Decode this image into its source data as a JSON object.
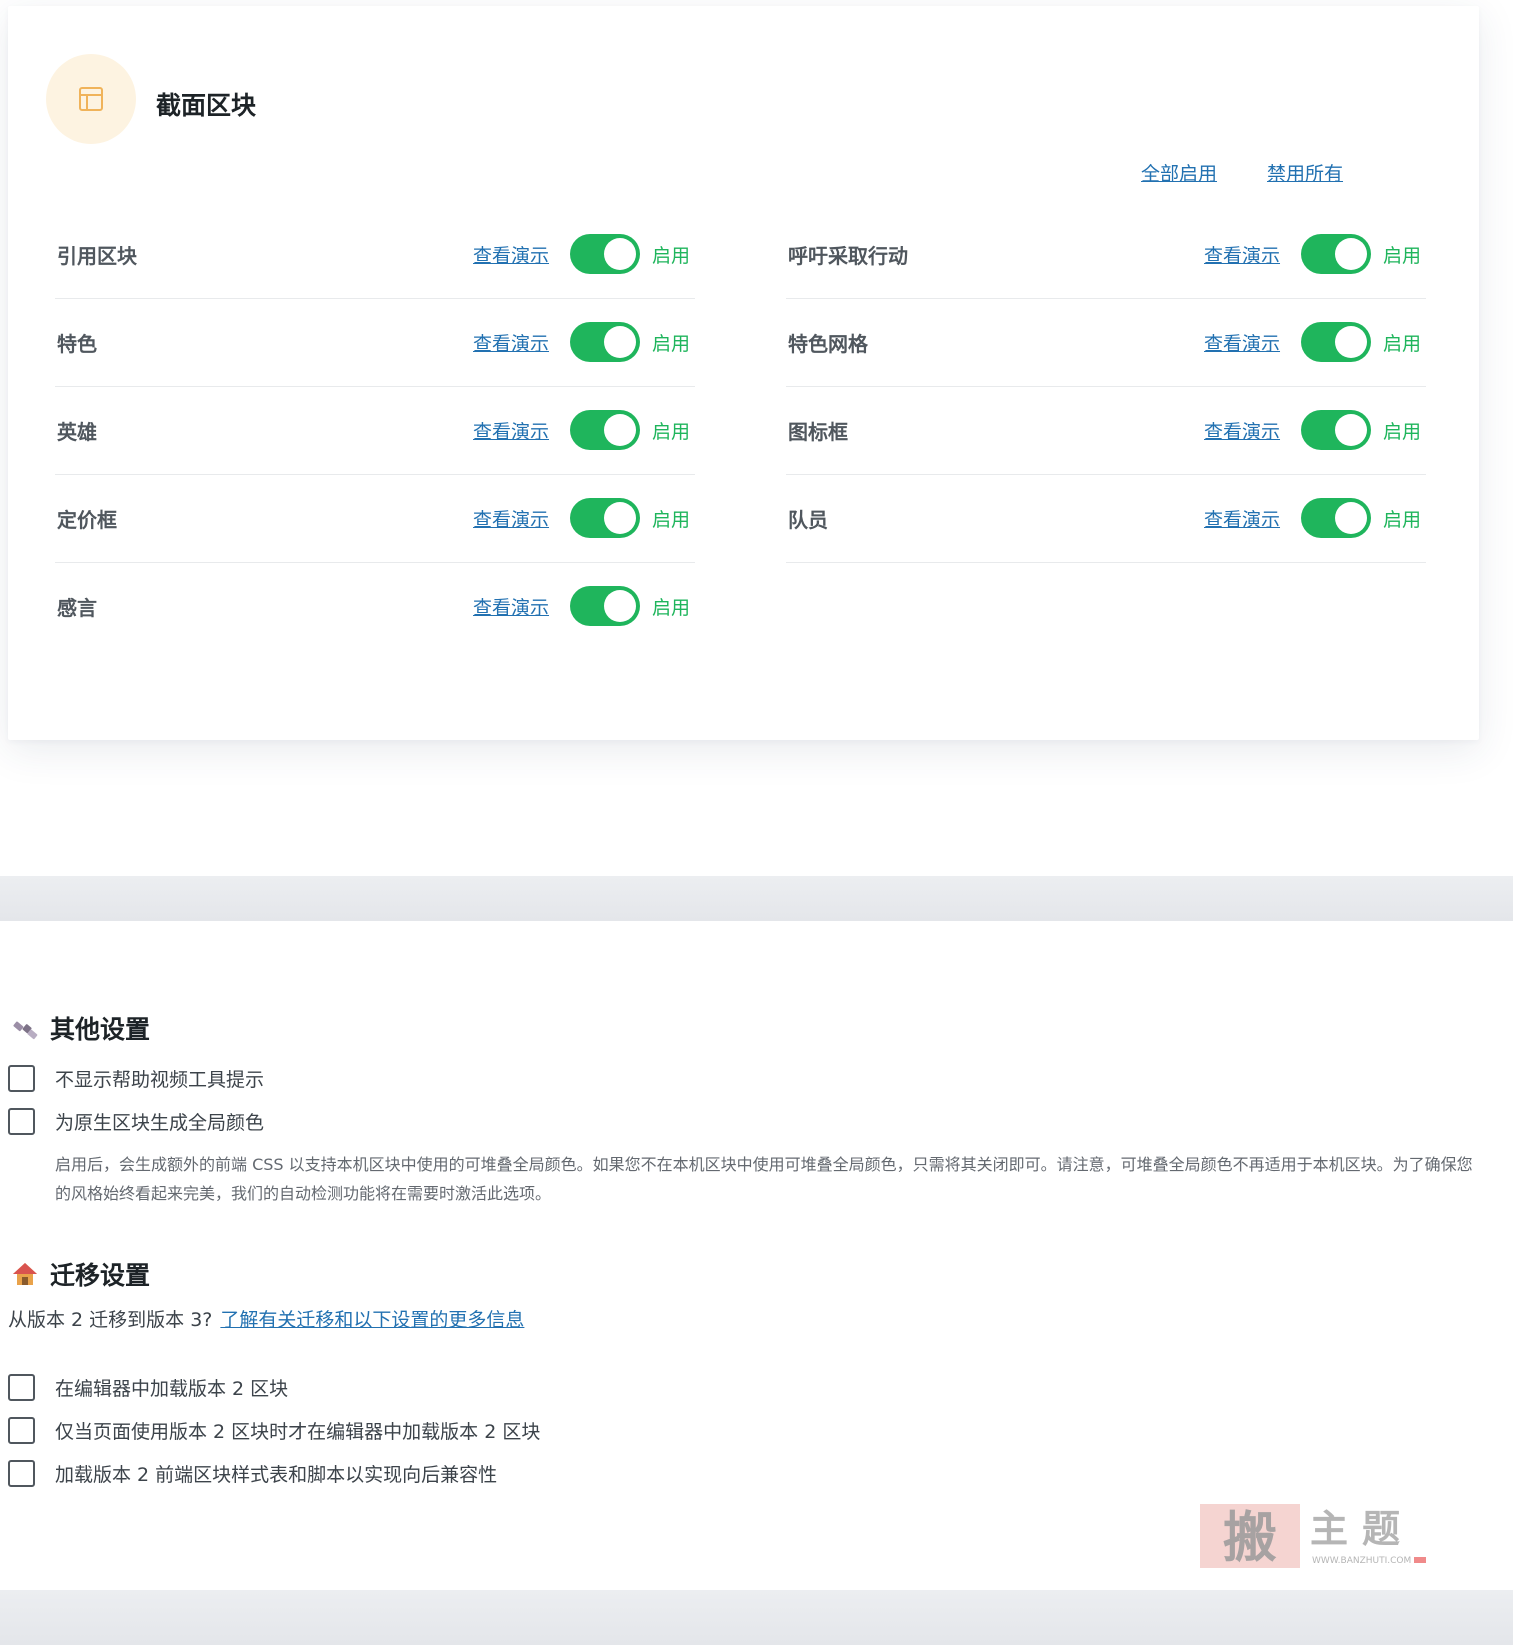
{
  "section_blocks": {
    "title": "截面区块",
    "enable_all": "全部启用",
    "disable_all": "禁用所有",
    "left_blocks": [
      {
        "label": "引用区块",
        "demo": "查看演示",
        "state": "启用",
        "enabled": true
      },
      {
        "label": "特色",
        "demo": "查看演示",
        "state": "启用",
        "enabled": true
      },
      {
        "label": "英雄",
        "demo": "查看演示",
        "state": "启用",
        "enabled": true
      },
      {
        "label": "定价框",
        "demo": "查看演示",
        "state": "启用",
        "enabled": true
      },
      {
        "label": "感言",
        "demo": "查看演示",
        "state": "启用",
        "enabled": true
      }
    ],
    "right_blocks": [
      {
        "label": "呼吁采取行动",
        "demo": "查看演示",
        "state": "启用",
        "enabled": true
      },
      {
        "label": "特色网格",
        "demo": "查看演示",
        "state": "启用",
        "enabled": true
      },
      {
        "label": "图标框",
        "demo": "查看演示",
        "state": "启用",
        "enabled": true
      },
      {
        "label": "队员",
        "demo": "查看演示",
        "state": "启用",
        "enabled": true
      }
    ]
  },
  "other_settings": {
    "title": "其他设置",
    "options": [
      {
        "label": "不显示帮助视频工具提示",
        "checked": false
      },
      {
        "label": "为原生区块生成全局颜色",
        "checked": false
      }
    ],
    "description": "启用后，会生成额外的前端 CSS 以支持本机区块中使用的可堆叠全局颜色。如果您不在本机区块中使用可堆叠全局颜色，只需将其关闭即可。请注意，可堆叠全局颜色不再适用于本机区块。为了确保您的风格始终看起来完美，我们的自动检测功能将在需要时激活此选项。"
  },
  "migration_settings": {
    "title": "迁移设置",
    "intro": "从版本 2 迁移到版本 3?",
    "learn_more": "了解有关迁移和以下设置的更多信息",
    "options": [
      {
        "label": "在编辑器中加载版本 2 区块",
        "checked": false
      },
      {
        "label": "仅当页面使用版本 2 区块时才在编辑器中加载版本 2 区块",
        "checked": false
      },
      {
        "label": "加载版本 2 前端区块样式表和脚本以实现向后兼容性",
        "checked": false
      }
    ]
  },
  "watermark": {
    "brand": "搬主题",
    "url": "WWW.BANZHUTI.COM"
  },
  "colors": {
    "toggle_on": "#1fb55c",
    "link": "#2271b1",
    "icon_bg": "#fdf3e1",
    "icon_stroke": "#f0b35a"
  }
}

■ ■ ■

» Description of the task
Print all of the records shown above exactly, leaving out each picture.

» Task response
Decode this image into its source data as a JSON object.
{
  "section_blocks": {
    "title": "截面区块",
    "enable_all": "全部启用",
    "disable_all": "禁用所有",
    "left_blocks": [
      {
        "label": "引用区块",
        "demo": "查看演示",
        "state": "启用",
        "enabled": true
      },
      {
        "label": "特色",
        "demo": "查看演示",
        "state": "启用",
        "enabled": true
      },
      {
        "label": "英雄",
        "demo": "查看演示",
        "state": "启用",
        "enabled": true
      },
      {
        "label": "定价框",
        "demo": "查看演示",
        "state": "启用",
        "enabled": true
      },
      {
        "label": "感言",
        "demo": "查看演示",
        "state": "启用",
        "enabled": true
      }
    ],
    "right_blocks": [
      {
        "label": "呼吁采取行动",
        "demo": "查看演示",
        "state": "启用",
        "enabled": true
      },
      {
        "label": "特色网格",
        "demo": "查看演示",
        "state": "启用",
        "enabled": true
      },
      {
        "label": "图标框",
        "demo": "查看演示",
        "state": "启用",
        "enabled": true
      },
      {
        "label": "队员",
        "demo": "查看演示",
        "state": "启用",
        "enabled": true
      }
    ]
  },
  "other_settings": {
    "title": "其他设置",
    "options": [
      {
        "label": "不显示帮助视频工具提示",
        "checked": false
      },
      {
        "label": "为原生区块生成全局颜色",
        "checked": false
      }
    ],
    "description": "启用后，会生成额外的前端 CSS 以支持本机区块中使用的可堆叠全局颜色。如果您不在本机区块中使用可堆叠全局颜色，只需将其关闭即可。请注意，可堆叠全局颜色不再适用于本机区块。为了确保您的风格始终看起来完美，我们的自动检测功能将在需要时激活此选项。"
  },
  "migration_settings": {
    "title": "迁移设置",
    "intro": "从版本 2 迁移到版本 3?",
    "learn_more": "了解有关迁移和以下设置的更多信息",
    "options": [
      {
        "label": "在编辑器中加载版本 2 区块",
        "checked": false
      },
      {
        "label": "仅当页面使用版本 2 区块时才在编辑器中加载版本 2 区块",
        "checked": false
      },
      {
        "label": "加载版本 2 前端区块样式表和脚本以实现向后兼容性",
        "checked": false
      }
    ]
  },
  "watermark": {
    "brand": "搬主题",
    "url": "WWW.BANZHUTI.COM"
  },
  "colors": {
    "toggle_on": "#1fb55c",
    "link": "#2271b1",
    "icon_bg": "#fdf3e1",
    "icon_stroke": "#f0b35a"
  }
}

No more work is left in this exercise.